For the material that follows, list every line containing the word "Windspeed".
--- Start ---
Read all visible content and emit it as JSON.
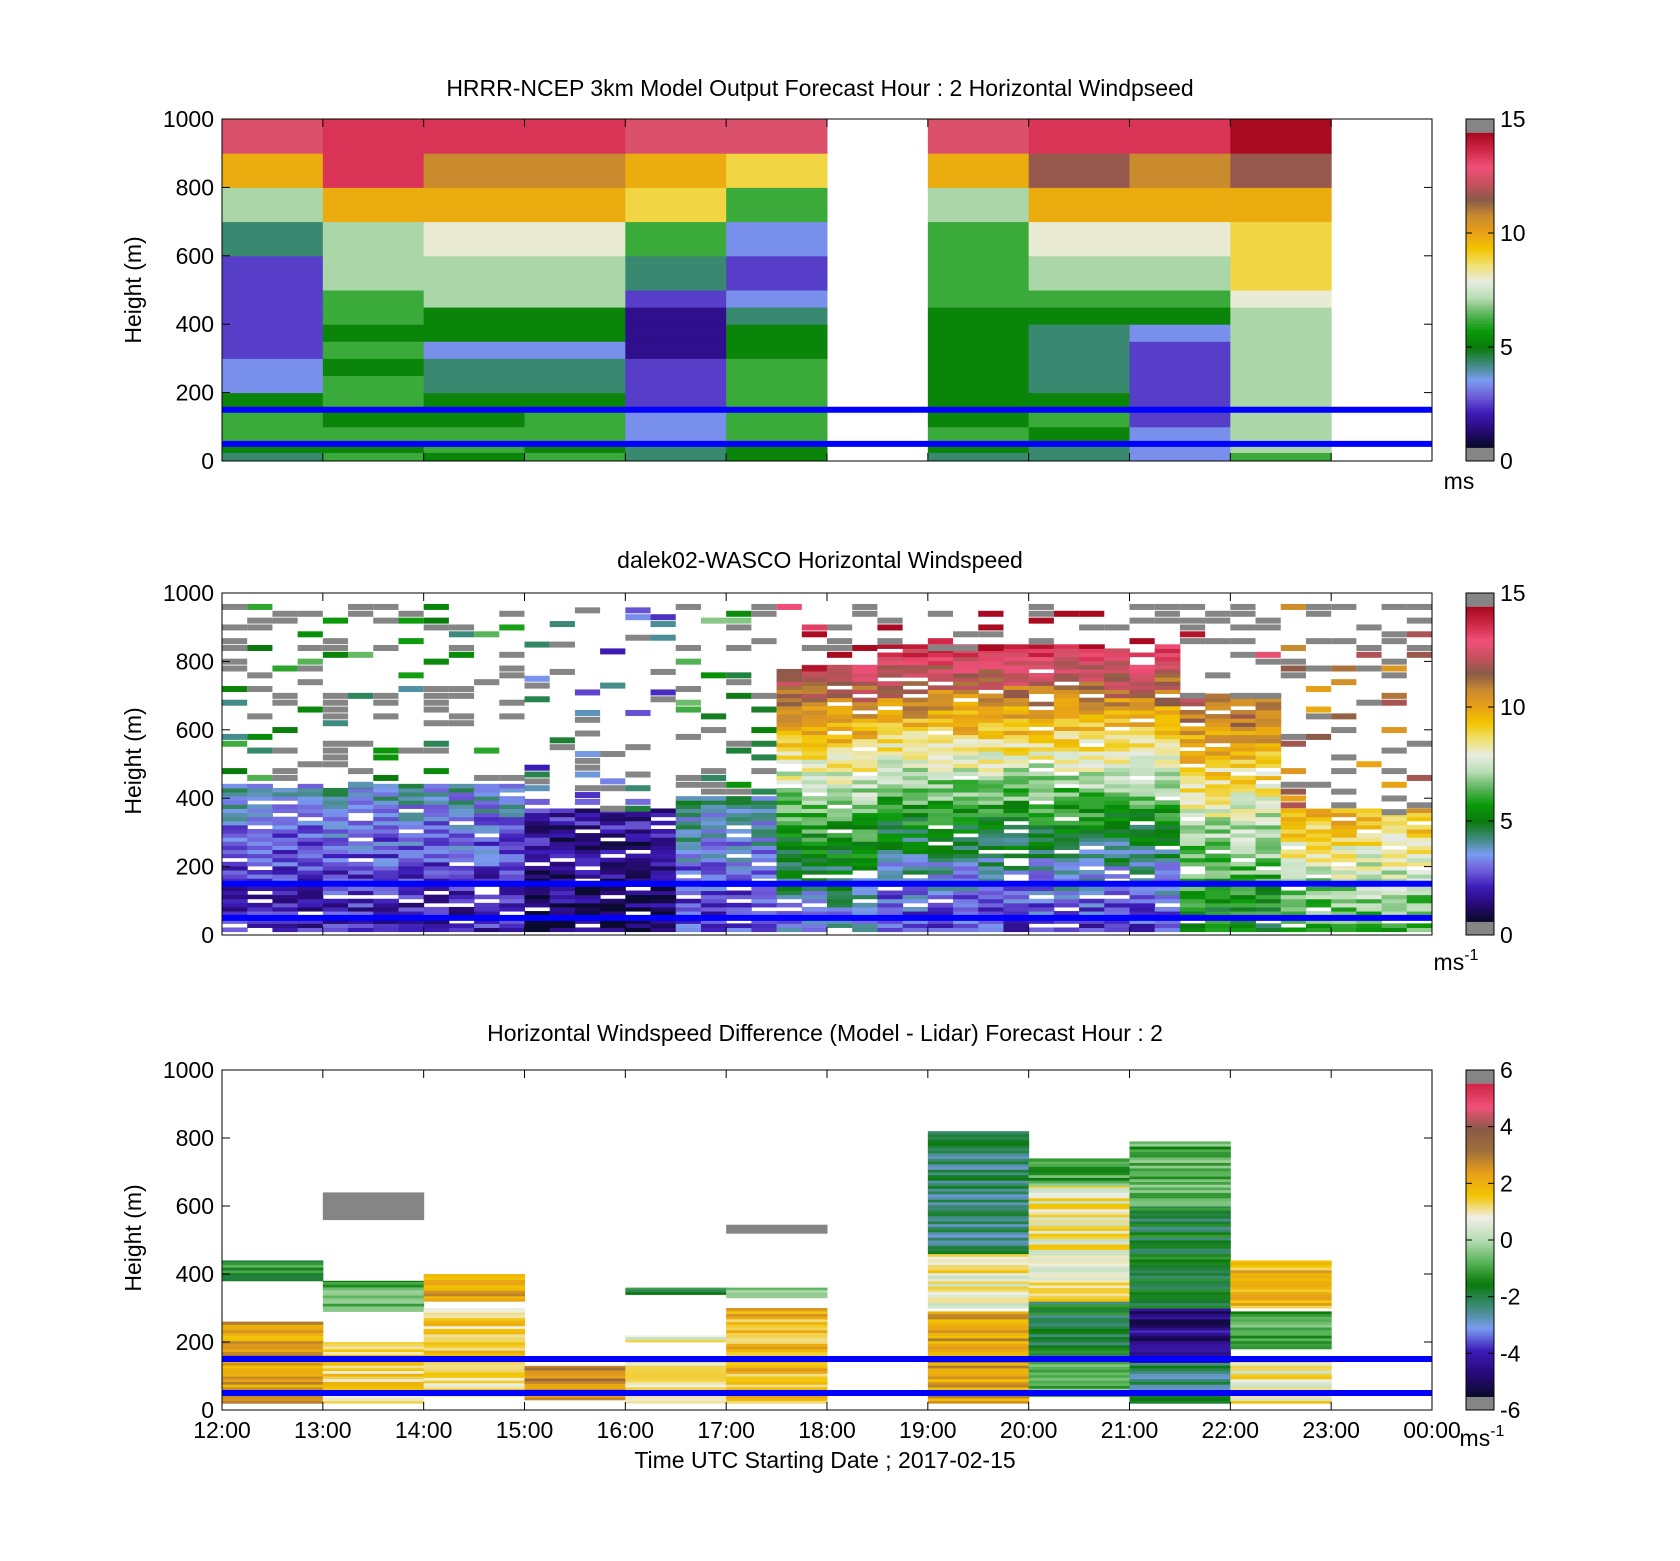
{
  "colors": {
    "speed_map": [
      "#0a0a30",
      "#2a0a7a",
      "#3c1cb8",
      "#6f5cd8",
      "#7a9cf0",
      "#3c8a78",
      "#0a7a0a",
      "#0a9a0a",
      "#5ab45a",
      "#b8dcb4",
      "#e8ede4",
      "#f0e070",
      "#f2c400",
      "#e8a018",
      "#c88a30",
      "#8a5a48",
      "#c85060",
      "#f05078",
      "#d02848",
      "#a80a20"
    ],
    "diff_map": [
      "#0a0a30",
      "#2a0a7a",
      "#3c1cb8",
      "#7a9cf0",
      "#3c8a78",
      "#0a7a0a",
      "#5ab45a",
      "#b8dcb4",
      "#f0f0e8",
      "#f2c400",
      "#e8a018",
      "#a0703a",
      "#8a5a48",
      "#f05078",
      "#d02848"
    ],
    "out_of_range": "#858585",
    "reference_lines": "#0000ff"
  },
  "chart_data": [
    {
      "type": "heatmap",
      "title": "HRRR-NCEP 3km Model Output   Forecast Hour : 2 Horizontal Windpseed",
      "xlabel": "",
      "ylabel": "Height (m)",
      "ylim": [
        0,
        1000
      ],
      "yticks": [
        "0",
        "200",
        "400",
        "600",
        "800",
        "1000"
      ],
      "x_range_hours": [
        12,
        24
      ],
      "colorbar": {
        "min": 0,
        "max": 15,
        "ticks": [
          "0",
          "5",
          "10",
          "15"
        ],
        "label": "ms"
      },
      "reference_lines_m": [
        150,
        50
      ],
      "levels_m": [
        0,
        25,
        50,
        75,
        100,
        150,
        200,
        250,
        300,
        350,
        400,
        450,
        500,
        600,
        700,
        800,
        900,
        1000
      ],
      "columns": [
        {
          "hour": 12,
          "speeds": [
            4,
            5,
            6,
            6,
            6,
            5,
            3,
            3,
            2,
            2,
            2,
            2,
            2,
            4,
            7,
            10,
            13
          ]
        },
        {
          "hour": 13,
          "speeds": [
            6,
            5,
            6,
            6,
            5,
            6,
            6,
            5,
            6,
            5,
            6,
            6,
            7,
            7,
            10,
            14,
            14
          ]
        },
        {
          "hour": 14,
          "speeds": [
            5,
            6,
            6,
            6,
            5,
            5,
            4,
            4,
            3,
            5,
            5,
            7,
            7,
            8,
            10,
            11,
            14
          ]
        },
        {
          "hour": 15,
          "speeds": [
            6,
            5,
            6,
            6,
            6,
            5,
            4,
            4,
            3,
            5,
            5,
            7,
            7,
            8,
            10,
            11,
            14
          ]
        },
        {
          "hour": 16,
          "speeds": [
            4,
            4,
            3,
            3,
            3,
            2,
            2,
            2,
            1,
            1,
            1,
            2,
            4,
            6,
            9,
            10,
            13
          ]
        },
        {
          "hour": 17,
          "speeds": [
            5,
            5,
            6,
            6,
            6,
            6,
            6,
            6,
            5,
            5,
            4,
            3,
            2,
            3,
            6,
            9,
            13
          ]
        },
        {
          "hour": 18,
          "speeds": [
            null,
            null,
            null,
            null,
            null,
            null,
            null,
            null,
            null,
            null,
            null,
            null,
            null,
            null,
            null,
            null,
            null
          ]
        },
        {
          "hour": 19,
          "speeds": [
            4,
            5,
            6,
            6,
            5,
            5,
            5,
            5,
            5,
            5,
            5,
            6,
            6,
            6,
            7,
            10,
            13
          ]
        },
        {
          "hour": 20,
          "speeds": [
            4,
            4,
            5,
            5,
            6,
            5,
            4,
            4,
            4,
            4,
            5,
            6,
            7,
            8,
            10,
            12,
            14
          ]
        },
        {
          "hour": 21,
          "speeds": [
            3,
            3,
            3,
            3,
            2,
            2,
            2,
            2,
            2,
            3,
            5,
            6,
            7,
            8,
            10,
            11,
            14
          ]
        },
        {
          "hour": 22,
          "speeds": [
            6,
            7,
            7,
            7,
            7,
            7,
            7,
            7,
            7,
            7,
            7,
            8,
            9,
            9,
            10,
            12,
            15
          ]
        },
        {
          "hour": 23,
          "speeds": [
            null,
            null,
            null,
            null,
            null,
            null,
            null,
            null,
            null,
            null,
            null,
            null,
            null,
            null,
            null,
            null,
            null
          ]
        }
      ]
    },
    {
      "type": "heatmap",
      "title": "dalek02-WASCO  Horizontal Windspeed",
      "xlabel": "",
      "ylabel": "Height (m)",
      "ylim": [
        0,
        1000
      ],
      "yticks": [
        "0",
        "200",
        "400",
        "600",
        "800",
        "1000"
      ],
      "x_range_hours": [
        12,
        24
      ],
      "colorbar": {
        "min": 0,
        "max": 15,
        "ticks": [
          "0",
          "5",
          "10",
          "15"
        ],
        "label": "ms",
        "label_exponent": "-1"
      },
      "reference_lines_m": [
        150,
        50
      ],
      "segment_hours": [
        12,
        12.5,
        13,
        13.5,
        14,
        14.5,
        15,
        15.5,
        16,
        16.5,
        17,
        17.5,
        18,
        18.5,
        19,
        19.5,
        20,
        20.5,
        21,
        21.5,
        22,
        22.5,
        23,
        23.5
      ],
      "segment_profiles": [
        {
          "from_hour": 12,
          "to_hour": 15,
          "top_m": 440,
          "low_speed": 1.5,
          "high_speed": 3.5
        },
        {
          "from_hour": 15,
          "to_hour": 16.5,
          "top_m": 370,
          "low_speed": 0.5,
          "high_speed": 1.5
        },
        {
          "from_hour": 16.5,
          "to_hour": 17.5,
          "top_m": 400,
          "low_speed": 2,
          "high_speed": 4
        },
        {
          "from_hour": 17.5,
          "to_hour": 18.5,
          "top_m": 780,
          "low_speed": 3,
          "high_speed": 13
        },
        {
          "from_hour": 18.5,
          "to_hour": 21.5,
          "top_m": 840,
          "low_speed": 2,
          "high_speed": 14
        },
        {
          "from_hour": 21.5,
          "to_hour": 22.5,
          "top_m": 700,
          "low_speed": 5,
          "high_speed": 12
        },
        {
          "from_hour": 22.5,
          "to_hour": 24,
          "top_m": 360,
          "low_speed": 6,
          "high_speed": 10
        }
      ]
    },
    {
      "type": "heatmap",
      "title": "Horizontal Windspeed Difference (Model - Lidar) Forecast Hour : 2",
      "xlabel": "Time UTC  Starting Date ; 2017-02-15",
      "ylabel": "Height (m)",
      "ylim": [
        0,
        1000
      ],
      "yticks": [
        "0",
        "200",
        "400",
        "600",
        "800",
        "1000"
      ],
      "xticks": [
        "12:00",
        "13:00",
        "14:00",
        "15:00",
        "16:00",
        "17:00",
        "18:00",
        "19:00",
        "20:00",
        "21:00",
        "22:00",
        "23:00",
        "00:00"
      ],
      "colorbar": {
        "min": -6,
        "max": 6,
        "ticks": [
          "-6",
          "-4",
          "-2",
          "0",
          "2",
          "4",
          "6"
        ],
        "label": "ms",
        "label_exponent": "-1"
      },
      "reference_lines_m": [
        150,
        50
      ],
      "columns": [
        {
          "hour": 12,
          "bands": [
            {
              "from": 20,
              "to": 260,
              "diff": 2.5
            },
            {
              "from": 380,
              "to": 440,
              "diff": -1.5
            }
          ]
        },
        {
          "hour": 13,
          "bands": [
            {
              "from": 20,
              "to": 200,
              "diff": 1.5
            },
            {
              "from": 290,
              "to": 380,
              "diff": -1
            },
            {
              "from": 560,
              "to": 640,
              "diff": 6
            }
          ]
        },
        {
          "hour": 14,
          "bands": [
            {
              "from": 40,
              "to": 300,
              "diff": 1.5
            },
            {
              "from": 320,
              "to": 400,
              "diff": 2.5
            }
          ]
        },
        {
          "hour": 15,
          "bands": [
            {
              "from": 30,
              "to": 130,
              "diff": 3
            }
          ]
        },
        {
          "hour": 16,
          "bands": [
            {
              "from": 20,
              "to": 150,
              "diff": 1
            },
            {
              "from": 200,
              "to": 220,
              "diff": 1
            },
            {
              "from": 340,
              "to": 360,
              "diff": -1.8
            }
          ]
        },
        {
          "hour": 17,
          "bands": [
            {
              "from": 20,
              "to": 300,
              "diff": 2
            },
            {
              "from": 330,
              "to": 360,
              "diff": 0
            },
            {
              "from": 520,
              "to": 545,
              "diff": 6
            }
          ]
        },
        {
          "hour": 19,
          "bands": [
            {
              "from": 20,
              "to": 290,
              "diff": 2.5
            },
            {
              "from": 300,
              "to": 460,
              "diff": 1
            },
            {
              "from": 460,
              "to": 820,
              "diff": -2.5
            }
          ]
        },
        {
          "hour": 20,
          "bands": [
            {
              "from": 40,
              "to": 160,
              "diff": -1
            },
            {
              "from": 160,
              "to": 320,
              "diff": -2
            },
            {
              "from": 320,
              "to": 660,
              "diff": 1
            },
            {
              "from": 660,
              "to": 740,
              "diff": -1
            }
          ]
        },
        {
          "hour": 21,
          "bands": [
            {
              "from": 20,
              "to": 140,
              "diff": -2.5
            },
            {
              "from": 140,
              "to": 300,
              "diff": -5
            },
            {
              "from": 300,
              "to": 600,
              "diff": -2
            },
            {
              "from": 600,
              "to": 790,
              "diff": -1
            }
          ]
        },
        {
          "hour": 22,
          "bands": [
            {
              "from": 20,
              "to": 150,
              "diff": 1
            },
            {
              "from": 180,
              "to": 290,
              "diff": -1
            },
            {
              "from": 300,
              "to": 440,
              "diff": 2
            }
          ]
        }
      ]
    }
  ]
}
--- End ---
> **Task answer**:
      "title": "dalek02-WASCO  Horizontal Windspeed",
      "title": "Horizontal Windspeed Difference (Model - Lidar) Forecast Hour : 2",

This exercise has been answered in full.